This year, I contributed a print-on-demand game, The Pipesm’n Conspiracy, to the Desert Bus for Hope 2018 event. I’ve shared some pictures of this game, both in development and once it was finalised.

The game was made over the course of a month, and printed at Gamecrafter, then sent to the LRR folks. I have never handled a copy of this game, but I’ve tested a prototype I made myself.

It was made into a silent auction, where it it raised a thousand dollars for Child’s Play, with a bid of $987.65. This obviously blows my mind and I’ve spent the intervening time processing the feelings as a result. I’m confused, I’m stunned, I’m honestly ashamed – because I know the work that went in to getting that stuff in place.

To tell you the story, briefly, of how this happened; I made the game, in my home, on cards and in GIMP. I then exported the files and sent those to The Gamecrafter, and had them print and send them to Vancouver, to my friend Hazel.  At this point, expected delivery was within the week, but something went wrong, and instead they were delayed on the way to her.

That means they arrived at Hazel’s place late. Hazel is in Vancouver, which for the Munchlaxen amongst you is basically the next city over from Victoria, its destination.

Hazel received the games, then bagged them as per Desert Bus requests. Then, with the deadline ticking down, as we fumbled through the records for address information, we did our best to find our shipping options that would get it to the right place at the right time. We almost got it right, but I want to shout out to Hazel here – she was willing to personally get on the ferry right there and detective work her way to the right location to hand the game over to people personally to make sure it got there on time.

## GIVEN TASK A
Summarize the text about The Pipesm’n Conspiracy in two sentences.
## GIVEN TASK B
Rewrite the text about The Pipesm’n Conspiracy from "This year, I" to "it was finalised.", putting "finished" in place of "finalised".
## GIVEN TASK C
In the text about The Pipesm’n Conspiracy, the writer describes how the auction result felt. List every feeling the writer names with the words "I’m".
The items that come after the text are separate material.

## MATERIAL
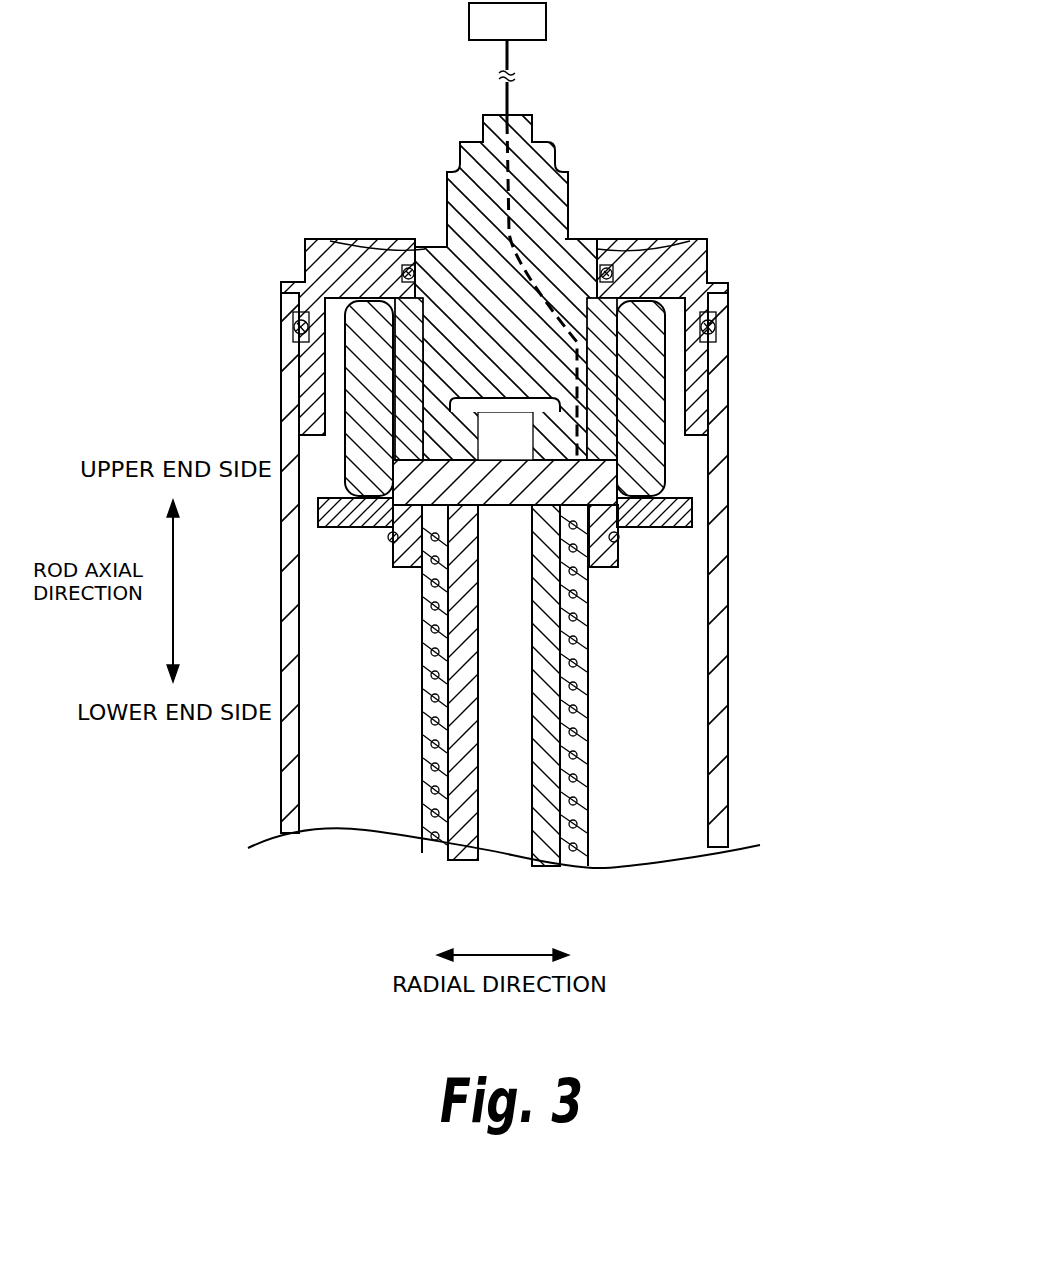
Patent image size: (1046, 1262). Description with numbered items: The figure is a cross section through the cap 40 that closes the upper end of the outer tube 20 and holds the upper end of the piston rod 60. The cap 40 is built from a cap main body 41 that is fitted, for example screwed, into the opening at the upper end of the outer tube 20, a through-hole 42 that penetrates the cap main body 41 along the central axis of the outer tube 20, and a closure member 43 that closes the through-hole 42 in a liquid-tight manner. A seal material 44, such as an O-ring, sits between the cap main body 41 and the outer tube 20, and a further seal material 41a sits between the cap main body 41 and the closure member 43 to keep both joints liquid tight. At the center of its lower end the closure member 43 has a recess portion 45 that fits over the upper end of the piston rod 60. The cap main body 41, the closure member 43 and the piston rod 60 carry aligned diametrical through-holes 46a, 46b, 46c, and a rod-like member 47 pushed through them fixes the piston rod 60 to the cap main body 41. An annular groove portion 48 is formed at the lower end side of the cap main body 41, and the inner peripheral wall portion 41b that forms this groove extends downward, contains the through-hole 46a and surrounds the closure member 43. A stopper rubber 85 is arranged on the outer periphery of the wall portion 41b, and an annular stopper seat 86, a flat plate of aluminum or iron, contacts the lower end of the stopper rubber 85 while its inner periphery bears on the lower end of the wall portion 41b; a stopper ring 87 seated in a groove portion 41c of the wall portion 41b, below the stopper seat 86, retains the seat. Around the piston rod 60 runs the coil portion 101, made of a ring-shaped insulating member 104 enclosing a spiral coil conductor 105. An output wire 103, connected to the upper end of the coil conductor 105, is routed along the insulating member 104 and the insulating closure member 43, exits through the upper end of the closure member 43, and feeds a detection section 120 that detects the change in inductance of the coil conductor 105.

The detection section 120 is at (548, 16).
The output wire 103 is at (513, 163).
The cap 40 is at (686, 180).
The closure member 43 is at (430, 246).
The through-hole 42 is at (578, 347).
The seal material 41a is at (607, 266).
The cap main body 41 is at (678, 263).
The seal material 44 is at (716, 326).
The annular groove portion 48 is at (672, 362).
The inner peripheral wall portion 41b is at (613, 388).
The recess portion 45 is at (452, 406).
The stopper rubber 85 is at (640, 443).
The rod-like member 47 is at (603, 473).
The annular stopper seat 86 is at (680, 513).
The through-hole 46a is at (390, 500).
The through-hole 46b is at (410, 515).
The through-hole 46c is at (523, 496).
The stopper ring 87 is at (616, 540).
The groove portion 41c is at (628, 532).
The piston rod 60 is at (548, 637).
The outer tube 20 is at (721, 688).
The insulating member 104 is at (582, 768).
The coil conductor 105 is at (582, 800).
The coil portion 101 is at (790, 765).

## CORRECT RESULT A
The Pipesm’n Conspiracy, a print-on-demand game made over a month, was contributed to Desert Bus for Hope 2018 and raised a thousand dollars for Child’s Play in a silent auction with a bid of $987.65. The printed copies were delayed on their way to Hazel in Vancouver, who bagged them and was willing to take the ferry herself to hand the game over in Victoria on time.

## CORRECT RESULT B
This year, I contributed a print-on-demand game, The Pipesm’n Conspiracy, to the Desert Bus for Hope 2018 event. I’ve shared some pictures of this game, both in development and once it was finished.

## CORRECT RESULT C
confused, stunned, ashamed